Repeat every row below word for word, leaving out the pictures.

(Stored records)
= = = =
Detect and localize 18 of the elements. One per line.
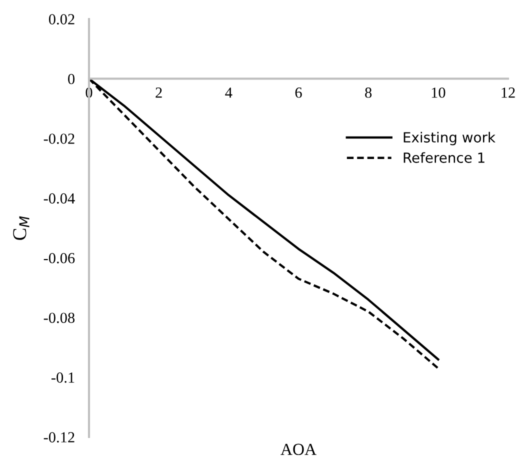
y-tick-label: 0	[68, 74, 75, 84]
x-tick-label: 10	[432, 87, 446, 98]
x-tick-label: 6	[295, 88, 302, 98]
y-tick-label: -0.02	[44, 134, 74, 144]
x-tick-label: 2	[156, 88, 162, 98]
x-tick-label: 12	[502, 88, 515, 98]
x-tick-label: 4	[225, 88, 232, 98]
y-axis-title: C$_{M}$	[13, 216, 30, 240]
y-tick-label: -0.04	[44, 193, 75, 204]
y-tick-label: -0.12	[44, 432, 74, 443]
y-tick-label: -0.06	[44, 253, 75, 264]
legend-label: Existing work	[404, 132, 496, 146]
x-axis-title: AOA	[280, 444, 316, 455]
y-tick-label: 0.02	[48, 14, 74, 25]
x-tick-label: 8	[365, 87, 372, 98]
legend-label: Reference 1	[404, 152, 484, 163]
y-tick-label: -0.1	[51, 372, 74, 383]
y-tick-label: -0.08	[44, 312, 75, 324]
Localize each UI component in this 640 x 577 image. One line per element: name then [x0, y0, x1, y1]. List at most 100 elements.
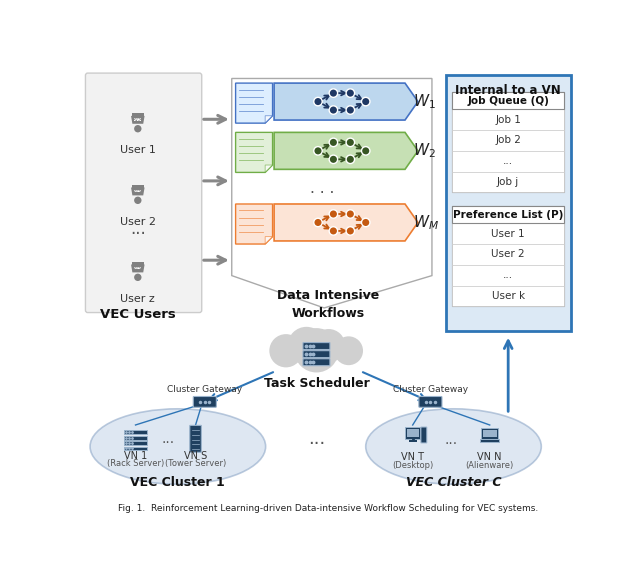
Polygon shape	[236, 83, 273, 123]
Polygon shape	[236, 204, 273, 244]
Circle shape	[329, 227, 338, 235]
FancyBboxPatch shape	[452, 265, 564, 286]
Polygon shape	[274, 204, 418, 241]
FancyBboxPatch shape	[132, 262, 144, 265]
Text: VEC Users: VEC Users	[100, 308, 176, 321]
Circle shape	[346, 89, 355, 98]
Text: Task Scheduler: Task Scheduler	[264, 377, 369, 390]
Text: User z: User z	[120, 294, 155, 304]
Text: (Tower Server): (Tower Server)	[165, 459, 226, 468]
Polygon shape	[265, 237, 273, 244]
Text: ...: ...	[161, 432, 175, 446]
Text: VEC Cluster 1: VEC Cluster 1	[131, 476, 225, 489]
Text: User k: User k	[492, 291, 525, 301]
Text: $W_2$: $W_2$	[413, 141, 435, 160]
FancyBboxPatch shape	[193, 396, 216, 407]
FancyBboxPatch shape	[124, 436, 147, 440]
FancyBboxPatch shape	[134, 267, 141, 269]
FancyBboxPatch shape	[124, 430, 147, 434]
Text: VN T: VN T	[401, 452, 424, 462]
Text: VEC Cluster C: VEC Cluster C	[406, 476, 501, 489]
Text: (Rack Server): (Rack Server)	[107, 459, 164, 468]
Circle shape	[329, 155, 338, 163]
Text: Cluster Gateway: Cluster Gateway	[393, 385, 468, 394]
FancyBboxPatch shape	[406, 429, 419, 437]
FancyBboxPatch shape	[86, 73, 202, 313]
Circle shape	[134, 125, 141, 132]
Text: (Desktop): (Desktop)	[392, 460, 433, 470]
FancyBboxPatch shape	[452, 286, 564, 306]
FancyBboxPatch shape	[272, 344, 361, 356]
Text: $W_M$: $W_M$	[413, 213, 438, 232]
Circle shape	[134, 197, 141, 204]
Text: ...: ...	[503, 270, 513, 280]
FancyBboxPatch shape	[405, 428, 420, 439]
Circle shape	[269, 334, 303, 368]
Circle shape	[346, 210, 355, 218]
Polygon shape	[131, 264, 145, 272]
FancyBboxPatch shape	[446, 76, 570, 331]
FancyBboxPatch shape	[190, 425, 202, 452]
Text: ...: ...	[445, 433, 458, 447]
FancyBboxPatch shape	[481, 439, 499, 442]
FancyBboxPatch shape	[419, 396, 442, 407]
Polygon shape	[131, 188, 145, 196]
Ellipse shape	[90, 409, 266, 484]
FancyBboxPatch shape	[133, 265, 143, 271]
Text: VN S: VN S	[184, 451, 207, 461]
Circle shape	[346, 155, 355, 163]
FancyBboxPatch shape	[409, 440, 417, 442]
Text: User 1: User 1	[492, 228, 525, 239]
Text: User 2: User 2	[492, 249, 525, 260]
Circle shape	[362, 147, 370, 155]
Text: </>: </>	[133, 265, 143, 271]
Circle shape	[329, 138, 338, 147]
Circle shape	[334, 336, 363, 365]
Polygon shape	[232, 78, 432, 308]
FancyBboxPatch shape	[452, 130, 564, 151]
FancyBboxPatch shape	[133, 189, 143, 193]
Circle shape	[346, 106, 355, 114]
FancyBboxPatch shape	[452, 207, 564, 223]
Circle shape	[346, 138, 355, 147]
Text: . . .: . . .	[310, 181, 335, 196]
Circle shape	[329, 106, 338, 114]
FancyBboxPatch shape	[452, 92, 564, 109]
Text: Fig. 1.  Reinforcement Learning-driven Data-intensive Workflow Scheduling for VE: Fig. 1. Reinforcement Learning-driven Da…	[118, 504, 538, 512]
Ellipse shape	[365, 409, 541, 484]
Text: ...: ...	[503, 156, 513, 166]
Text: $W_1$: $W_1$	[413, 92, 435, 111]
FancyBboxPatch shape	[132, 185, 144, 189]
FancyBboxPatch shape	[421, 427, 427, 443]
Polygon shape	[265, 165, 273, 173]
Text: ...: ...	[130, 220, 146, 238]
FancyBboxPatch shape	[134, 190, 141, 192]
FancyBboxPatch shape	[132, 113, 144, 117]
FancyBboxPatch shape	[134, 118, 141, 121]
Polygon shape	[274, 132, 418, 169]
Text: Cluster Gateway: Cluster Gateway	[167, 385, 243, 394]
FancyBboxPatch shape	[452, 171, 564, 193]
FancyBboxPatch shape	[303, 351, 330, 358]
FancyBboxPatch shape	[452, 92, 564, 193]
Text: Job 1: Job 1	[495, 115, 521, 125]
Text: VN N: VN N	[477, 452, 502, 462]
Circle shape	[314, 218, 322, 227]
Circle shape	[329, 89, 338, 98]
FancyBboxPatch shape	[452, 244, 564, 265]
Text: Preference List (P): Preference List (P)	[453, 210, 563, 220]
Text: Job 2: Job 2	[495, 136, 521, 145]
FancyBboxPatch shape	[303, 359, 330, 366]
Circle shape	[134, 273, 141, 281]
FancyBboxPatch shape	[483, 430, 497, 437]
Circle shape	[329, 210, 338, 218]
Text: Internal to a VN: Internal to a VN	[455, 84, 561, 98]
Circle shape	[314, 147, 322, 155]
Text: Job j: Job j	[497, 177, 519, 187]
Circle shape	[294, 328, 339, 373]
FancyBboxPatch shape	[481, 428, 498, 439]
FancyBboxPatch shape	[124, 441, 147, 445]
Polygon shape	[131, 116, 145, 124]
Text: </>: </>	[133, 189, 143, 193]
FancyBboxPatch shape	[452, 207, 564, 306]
= = = =
→ **RESULT OF THIS TASK**
Detect and localize 18 of the elements. One per line.
y-tick-label: 0	[68, 74, 75, 84]
x-tick-label: 10	[432, 87, 446, 98]
x-tick-label: 6	[295, 88, 302, 98]
y-tick-label: -0.02	[44, 134, 74, 144]
x-tick-label: 2	[156, 88, 162, 98]
x-tick-label: 12	[502, 88, 515, 98]
x-tick-label: 4	[225, 88, 232, 98]
y-axis-title: C$_{M}$	[13, 216, 30, 240]
y-tick-label: -0.04	[44, 193, 75, 204]
y-tick-label: -0.12	[44, 432, 74, 443]
y-tick-label: -0.06	[44, 253, 75, 264]
legend-label: Existing work	[404, 132, 496, 146]
x-axis-title: AOA	[280, 444, 316, 455]
y-tick-label: 0.02	[48, 14, 74, 25]
x-tick-label: 8	[365, 87, 372, 98]
legend-label: Reference 1	[404, 152, 484, 163]
y-tick-label: -0.1	[51, 372, 74, 383]
y-tick-label: -0.08	[44, 312, 75, 324]
Localize each UI component in this 640 x 577 image. One line per element: name then [x0, y0, x1, y1]. List at most 100 elements.
Polygon shape	[236, 83, 273, 123]
Polygon shape	[236, 204, 273, 244]
Circle shape	[329, 227, 338, 235]
FancyBboxPatch shape	[452, 265, 564, 286]
Polygon shape	[274, 204, 418, 241]
FancyBboxPatch shape	[132, 262, 144, 265]
Text: VEC Users: VEC Users	[100, 308, 176, 321]
Circle shape	[346, 89, 355, 98]
Text: Task Scheduler: Task Scheduler	[264, 377, 369, 390]
Text: User z: User z	[120, 294, 155, 304]
Text: (Tower Server): (Tower Server)	[165, 459, 226, 468]
Polygon shape	[265, 237, 273, 244]
Text: ...: ...	[161, 432, 175, 446]
Text: VEC Cluster 1: VEC Cluster 1	[131, 476, 225, 489]
Text: User k: User k	[492, 291, 525, 301]
Text: $W_2$: $W_2$	[413, 141, 435, 160]
FancyBboxPatch shape	[193, 396, 216, 407]
FancyBboxPatch shape	[124, 436, 147, 440]
FancyBboxPatch shape	[134, 267, 141, 269]
FancyBboxPatch shape	[124, 430, 147, 434]
Text: VN T: VN T	[401, 452, 424, 462]
Text: VEC Cluster C: VEC Cluster C	[406, 476, 501, 489]
Text: (Rack Server): (Rack Server)	[107, 459, 164, 468]
Circle shape	[329, 155, 338, 163]
Text: Cluster Gateway: Cluster Gateway	[393, 385, 468, 394]
FancyBboxPatch shape	[406, 429, 419, 437]
FancyBboxPatch shape	[86, 73, 202, 313]
Circle shape	[134, 125, 141, 132]
Text: (Desktop): (Desktop)	[392, 460, 433, 470]
FancyBboxPatch shape	[452, 286, 564, 306]
FancyBboxPatch shape	[272, 344, 361, 356]
Text: $W_M$: $W_M$	[413, 213, 438, 232]
Circle shape	[134, 197, 141, 204]
Text: ...: ...	[503, 270, 513, 280]
FancyBboxPatch shape	[405, 428, 420, 439]
Circle shape	[269, 334, 303, 368]
Circle shape	[346, 210, 355, 218]
Polygon shape	[131, 264, 145, 272]
FancyBboxPatch shape	[446, 76, 570, 331]
FancyBboxPatch shape	[190, 425, 202, 452]
Text: ...: ...	[445, 433, 458, 447]
FancyBboxPatch shape	[481, 439, 499, 442]
FancyBboxPatch shape	[419, 396, 442, 407]
Polygon shape	[131, 188, 145, 196]
Ellipse shape	[90, 409, 266, 484]
FancyBboxPatch shape	[133, 265, 143, 271]
Text: VN S: VN S	[184, 451, 207, 461]
Circle shape	[346, 155, 355, 163]
FancyBboxPatch shape	[409, 440, 417, 442]
Text: User 1: User 1	[492, 228, 525, 239]
Text: User 2: User 2	[492, 249, 525, 260]
Circle shape	[362, 147, 370, 155]
Text: </>: </>	[133, 265, 143, 271]
Circle shape	[329, 138, 338, 147]
Circle shape	[334, 336, 363, 365]
Polygon shape	[232, 78, 432, 308]
FancyBboxPatch shape	[452, 130, 564, 151]
FancyBboxPatch shape	[133, 189, 143, 193]
Circle shape	[346, 106, 355, 114]
FancyBboxPatch shape	[452, 207, 564, 223]
Circle shape	[346, 138, 355, 147]
Text: . . .: . . .	[310, 181, 335, 196]
Circle shape	[329, 106, 338, 114]
FancyBboxPatch shape	[452, 92, 564, 109]
Text: Fig. 1.  Reinforcement Learning-driven Data-intensive Workflow Scheduling for VE: Fig. 1. Reinforcement Learning-driven Da…	[118, 504, 538, 512]
Ellipse shape	[365, 409, 541, 484]
Text: ...: ...	[503, 156, 513, 166]
Text: $W_1$: $W_1$	[413, 92, 435, 111]
FancyBboxPatch shape	[132, 185, 144, 189]
FancyBboxPatch shape	[421, 427, 427, 443]
Polygon shape	[265, 165, 273, 173]
Text: ...: ...	[130, 220, 146, 238]
FancyBboxPatch shape	[134, 190, 141, 192]
FancyBboxPatch shape	[132, 113, 144, 117]
FancyBboxPatch shape	[134, 118, 141, 121]
Polygon shape	[274, 132, 418, 169]
Text: Cluster Gateway: Cluster Gateway	[167, 385, 243, 394]
FancyBboxPatch shape	[452, 171, 564, 193]
FancyBboxPatch shape	[303, 351, 330, 358]
FancyBboxPatch shape	[452, 92, 564, 193]
Text: Job 1: Job 1	[495, 115, 521, 125]
Text: VN N: VN N	[477, 452, 502, 462]
Circle shape	[314, 218, 322, 227]
Circle shape	[329, 89, 338, 98]
FancyBboxPatch shape	[452, 244, 564, 265]
Text: Preference List (P): Preference List (P)	[453, 210, 563, 220]
Text: Job 2: Job 2	[495, 136, 521, 145]
FancyBboxPatch shape	[303, 359, 330, 366]
Circle shape	[134, 273, 141, 281]
FancyBboxPatch shape	[483, 430, 497, 437]
Circle shape	[329, 210, 338, 218]
Text: Internal to a VN: Internal to a VN	[455, 84, 561, 98]
Circle shape	[314, 147, 322, 155]
Text: Job j: Job j	[497, 177, 519, 187]
Circle shape	[294, 328, 339, 373]
FancyBboxPatch shape	[481, 428, 498, 439]
FancyBboxPatch shape	[124, 441, 147, 445]
Polygon shape	[131, 116, 145, 124]
Text: </>: </>	[133, 189, 143, 193]
FancyBboxPatch shape	[452, 207, 564, 306]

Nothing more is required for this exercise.